- **Set exercise**: Go through the entries below and print each one exactly, leaving out pictures.

Data entries for graphics
::::
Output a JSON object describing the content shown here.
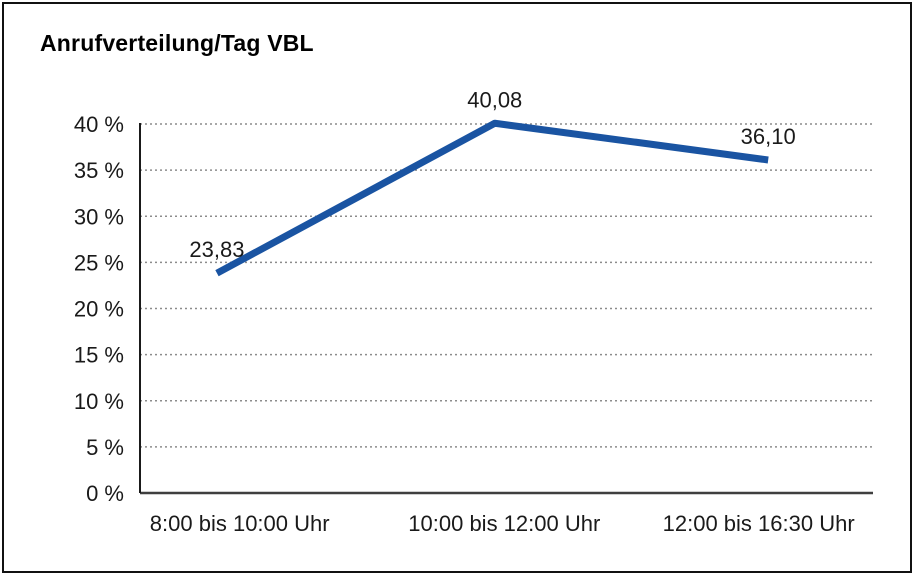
{
  "chart_data": {
    "type": "line",
    "title": "Anrufverteilung/Tag VBL",
    "categories": [
      "8:00 bis 10:00 Uhr",
      "10:00 bis 12:00 Uhr",
      "12:00 bis 16:30 Uhr"
    ],
    "values": [
      23.83,
      40.08,
      36.1
    ],
    "data_labels": [
      "23,83",
      "40,08",
      "36,10"
    ],
    "xlabel": "",
    "ylabel": "",
    "ylim": [
      0,
      40
    ],
    "ytick_step": 5,
    "ytick_labels": [
      "0 %",
      "5 %",
      "10 %",
      "15 %",
      "20 %",
      "25 %",
      "30 %",
      "35 %",
      "40 %"
    ],
    "grid": "horizontal-dotted",
    "legend": "none",
    "line_color": "#1a54a2",
    "frame_color": "#111111"
  }
}
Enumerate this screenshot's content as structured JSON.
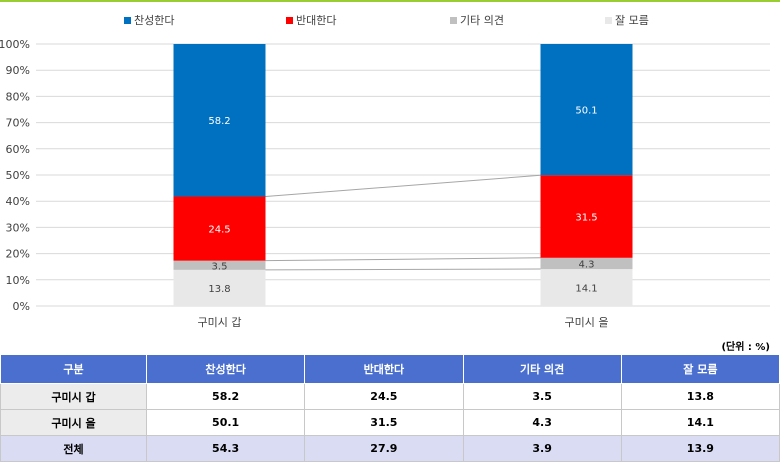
{
  "chart_data": {
    "type": "bar",
    "stacked": true,
    "normalized_percent": true,
    "categories": [
      "구미시 갑",
      "구미시 을"
    ],
    "series": [
      {
        "name": "잘 모름",
        "values": [
          13.8,
          14.1
        ],
        "color": "#e8e8e8"
      },
      {
        "name": "기타 의견",
        "values": [
          3.5,
          4.3
        ],
        "color": "#c0c0c0"
      },
      {
        "name": "반대한다",
        "values": [
          24.5,
          31.5
        ],
        "color": "#ff0000"
      },
      {
        "name": "찬성한다",
        "values": [
          58.2,
          50.1
        ],
        "color": "#0070c0"
      }
    ],
    "legend_order": [
      "찬성한다",
      "반대한다",
      "기타 의견",
      "잘 모름"
    ],
    "legend_position": "top",
    "yticks": [
      "0%",
      "10%",
      "20%",
      "30%",
      "40%",
      "50%",
      "60%",
      "70%",
      "80%",
      "90%",
      "100%"
    ],
    "ylim": [
      0,
      100
    ],
    "grid": true,
    "series_lines": true
  },
  "unit_label": "(단위 : %)",
  "table": {
    "headers": [
      "구분",
      "찬성한다",
      "반대한다",
      "기타 의견",
      "잘 모름"
    ],
    "rows": [
      {
        "label": "구미시 갑",
        "values": [
          "58.2",
          "24.5",
          "3.5",
          "13.8"
        ]
      },
      {
        "label": "구미시 을",
        "values": [
          "50.1",
          "31.5",
          "4.3",
          "14.1"
        ]
      },
      {
        "label": "전체",
        "values": [
          "54.3",
          "27.9",
          "3.9",
          "13.9"
        ]
      }
    ]
  }
}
::::
- **Finished task**:
Output a JSON object describing the content shown here.
{
  "chart_data": {
    "type": "line",
    "title": "Anrufverteilung/Tag VBL",
    "categories": [
      "8:00 bis 10:00 Uhr",
      "10:00 bis 12:00 Uhr",
      "12:00 bis 16:30 Uhr"
    ],
    "values": [
      23.83,
      40.08,
      36.1
    ],
    "data_labels": [
      "23,83",
      "40,08",
      "36,10"
    ],
    "xlabel": "",
    "ylabel": "",
    "ylim": [
      0,
      40
    ],
    "ytick_step": 5,
    "ytick_labels": [
      "0 %",
      "5 %",
      "10 %",
      "15 %",
      "20 %",
      "25 %",
      "30 %",
      "35 %",
      "40 %"
    ],
    "grid": "horizontal-dotted",
    "legend": "none",
    "line_color": "#1a54a2",
    "frame_color": "#111111"
  }
}
Enumerate this screenshot's content as structured JSON.
{
  "chart_data": {
    "type": "bar",
    "stacked": true,
    "normalized_percent": true,
    "categories": [
      "구미시 갑",
      "구미시 을"
    ],
    "series": [
      {
        "name": "잘 모름",
        "values": [
          13.8,
          14.1
        ],
        "color": "#e8e8e8"
      },
      {
        "name": "기타 의견",
        "values": [
          3.5,
          4.3
        ],
        "color": "#c0c0c0"
      },
      {
        "name": "반대한다",
        "values": [
          24.5,
          31.5
        ],
        "color": "#ff0000"
      },
      {
        "name": "찬성한다",
        "values": [
          58.2,
          50.1
        ],
        "color": "#0070c0"
      }
    ],
    "legend_order": [
      "찬성한다",
      "반대한다",
      "기타 의견",
      "잘 모름"
    ],
    "legend_position": "top",
    "yticks": [
      "0%",
      "10%",
      "20%",
      "30%",
      "40%",
      "50%",
      "60%",
      "70%",
      "80%",
      "90%",
      "100%"
    ],
    "ylim": [
      0,
      100
    ],
    "grid": true,
    "series_lines": true
  },
  "unit_label": "(단위 : %)",
  "table": {
    "headers": [
      "구분",
      "찬성한다",
      "반대한다",
      "기타 의견",
      "잘 모름"
    ],
    "rows": [
      {
        "label": "구미시 갑",
        "values": [
          "58.2",
          "24.5",
          "3.5",
          "13.8"
        ]
      },
      {
        "label": "구미시 을",
        "values": [
          "50.1",
          "31.5",
          "4.3",
          "14.1"
        ]
      },
      {
        "label": "전체",
        "values": [
          "54.3",
          "27.9",
          "3.9",
          "13.9"
        ]
      }
    ]
  }
}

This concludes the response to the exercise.